# START OF Task material
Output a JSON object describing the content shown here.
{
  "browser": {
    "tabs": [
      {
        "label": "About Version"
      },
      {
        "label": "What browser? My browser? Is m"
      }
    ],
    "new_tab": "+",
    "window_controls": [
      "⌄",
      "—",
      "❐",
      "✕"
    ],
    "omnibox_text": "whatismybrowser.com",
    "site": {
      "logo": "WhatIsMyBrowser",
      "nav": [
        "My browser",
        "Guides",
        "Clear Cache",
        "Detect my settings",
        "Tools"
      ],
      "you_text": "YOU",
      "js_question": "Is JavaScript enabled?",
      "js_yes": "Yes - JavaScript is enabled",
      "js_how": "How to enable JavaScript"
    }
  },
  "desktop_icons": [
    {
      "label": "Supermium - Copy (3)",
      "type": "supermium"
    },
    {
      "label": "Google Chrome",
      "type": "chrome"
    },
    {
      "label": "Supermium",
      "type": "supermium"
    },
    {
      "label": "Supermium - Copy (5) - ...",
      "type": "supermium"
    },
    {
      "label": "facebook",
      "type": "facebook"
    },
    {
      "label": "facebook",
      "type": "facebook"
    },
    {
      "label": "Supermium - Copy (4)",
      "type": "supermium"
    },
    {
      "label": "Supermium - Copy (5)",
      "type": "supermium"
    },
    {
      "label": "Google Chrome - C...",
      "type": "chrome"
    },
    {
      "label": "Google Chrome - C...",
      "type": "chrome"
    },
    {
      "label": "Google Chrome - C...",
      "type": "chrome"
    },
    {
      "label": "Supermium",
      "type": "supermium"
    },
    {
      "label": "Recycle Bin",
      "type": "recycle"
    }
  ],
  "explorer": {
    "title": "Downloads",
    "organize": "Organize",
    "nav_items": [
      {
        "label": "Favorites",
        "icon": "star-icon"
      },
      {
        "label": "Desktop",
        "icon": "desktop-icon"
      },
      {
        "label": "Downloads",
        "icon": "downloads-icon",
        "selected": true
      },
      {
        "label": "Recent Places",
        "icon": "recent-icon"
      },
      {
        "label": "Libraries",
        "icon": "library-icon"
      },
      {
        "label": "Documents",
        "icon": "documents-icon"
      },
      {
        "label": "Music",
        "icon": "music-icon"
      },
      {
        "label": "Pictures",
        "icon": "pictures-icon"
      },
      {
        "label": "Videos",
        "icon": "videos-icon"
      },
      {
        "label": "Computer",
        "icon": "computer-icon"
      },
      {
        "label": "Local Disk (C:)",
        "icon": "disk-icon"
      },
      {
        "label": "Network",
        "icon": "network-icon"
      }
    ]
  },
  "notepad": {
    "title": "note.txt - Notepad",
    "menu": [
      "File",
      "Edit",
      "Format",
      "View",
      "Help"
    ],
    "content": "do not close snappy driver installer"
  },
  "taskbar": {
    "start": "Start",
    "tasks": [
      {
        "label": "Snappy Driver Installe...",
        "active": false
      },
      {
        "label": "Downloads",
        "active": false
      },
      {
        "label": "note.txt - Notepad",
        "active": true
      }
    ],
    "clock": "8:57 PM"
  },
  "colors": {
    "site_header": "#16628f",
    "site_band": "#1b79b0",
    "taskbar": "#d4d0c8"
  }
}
# END OF Task material
The request: Calculate how many lines of the material include the string "content", and state that number by itself.

Response to this task: 2